■ **Exercise directions**
Consider the records below. How many of their lines include the word "Adobe"? State the number and nothing else.

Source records

--- BEGIN ---

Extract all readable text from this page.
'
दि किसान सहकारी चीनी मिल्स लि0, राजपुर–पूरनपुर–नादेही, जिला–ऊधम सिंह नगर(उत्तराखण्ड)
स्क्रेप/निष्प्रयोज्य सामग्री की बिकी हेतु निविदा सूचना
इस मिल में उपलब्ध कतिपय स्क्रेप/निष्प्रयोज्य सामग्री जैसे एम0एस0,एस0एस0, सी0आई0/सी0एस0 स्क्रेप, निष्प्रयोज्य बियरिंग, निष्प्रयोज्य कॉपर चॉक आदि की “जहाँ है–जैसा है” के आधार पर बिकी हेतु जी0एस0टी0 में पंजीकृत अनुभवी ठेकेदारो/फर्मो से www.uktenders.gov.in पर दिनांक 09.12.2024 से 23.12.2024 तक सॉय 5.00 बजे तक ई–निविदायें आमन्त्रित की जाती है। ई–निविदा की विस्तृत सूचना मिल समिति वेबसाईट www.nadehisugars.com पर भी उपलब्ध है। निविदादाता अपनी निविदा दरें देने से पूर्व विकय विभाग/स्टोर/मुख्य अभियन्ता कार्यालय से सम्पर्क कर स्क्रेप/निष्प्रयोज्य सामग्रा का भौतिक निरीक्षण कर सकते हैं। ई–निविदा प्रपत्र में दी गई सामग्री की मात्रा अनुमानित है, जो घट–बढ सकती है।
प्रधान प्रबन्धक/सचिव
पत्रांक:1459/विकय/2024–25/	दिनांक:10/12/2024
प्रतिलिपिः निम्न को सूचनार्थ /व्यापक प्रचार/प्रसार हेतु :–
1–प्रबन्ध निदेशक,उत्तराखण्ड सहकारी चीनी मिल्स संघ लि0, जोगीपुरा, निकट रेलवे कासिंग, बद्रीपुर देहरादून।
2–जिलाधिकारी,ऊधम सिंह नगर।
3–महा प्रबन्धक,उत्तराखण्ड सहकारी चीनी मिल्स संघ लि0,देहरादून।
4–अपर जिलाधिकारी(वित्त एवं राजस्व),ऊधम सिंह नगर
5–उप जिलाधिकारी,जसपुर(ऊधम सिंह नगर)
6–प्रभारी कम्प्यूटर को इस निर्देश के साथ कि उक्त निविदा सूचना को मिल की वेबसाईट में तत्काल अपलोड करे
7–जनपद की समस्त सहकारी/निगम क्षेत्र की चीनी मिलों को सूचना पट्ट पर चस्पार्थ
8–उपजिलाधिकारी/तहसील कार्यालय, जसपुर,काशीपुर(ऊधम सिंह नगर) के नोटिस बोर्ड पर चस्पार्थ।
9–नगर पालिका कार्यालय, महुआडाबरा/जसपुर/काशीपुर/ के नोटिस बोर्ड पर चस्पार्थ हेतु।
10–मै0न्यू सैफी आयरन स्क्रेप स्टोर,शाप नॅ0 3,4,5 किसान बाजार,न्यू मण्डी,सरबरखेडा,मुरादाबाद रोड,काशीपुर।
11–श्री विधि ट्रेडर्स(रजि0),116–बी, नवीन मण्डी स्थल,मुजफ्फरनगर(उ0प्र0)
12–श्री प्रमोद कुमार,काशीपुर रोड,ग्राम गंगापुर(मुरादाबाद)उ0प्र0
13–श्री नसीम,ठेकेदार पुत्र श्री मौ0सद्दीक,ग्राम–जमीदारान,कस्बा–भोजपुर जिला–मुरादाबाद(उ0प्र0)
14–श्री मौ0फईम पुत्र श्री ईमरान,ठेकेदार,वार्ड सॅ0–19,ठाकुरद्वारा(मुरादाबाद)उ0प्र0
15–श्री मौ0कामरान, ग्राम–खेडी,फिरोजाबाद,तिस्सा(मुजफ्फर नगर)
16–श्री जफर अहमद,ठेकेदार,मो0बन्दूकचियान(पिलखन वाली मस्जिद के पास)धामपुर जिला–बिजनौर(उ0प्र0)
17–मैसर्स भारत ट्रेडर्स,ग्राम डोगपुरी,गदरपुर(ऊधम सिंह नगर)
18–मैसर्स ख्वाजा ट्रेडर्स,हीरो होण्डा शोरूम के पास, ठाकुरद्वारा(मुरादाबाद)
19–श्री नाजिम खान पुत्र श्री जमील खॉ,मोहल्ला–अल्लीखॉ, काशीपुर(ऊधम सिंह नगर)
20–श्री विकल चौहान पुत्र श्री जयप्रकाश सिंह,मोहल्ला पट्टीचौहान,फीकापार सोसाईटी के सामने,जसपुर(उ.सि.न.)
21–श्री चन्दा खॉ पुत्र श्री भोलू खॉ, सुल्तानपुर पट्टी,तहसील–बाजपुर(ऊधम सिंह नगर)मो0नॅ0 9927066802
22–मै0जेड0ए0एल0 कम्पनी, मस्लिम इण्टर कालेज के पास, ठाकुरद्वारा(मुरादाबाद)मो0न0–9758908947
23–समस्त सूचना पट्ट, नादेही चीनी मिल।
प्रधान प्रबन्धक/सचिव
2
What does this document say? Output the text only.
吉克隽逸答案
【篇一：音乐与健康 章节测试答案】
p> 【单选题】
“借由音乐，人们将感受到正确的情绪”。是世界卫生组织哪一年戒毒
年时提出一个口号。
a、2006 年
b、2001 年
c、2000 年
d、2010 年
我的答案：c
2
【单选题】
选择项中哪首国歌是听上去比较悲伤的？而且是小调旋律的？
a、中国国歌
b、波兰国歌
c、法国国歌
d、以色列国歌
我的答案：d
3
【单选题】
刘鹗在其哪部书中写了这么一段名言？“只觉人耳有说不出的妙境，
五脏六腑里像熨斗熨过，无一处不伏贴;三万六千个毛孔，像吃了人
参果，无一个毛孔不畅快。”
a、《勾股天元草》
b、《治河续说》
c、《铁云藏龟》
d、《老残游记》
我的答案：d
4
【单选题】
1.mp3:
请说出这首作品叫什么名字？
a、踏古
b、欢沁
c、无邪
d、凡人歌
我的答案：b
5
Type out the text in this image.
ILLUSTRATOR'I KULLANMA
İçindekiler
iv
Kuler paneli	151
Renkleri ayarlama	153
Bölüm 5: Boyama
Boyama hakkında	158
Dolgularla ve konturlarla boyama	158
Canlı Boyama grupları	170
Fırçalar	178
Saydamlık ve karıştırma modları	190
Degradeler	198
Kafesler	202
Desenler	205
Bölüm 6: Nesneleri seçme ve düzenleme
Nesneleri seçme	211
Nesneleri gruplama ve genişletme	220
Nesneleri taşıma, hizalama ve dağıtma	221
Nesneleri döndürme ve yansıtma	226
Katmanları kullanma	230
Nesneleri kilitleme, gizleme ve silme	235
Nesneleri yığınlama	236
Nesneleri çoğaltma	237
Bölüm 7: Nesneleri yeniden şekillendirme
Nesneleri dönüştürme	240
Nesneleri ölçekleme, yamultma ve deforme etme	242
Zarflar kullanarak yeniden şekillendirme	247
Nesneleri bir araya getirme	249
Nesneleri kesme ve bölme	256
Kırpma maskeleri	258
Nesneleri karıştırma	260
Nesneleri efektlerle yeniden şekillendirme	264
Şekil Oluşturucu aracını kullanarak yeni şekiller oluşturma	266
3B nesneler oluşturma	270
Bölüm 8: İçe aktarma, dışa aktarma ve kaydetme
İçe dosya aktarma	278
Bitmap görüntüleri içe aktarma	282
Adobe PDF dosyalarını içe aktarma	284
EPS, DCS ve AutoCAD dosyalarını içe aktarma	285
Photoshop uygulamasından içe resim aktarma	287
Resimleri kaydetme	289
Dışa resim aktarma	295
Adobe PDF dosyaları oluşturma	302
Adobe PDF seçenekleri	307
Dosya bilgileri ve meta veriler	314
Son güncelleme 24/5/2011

--- END ---

■ **Solution to the exercise**
3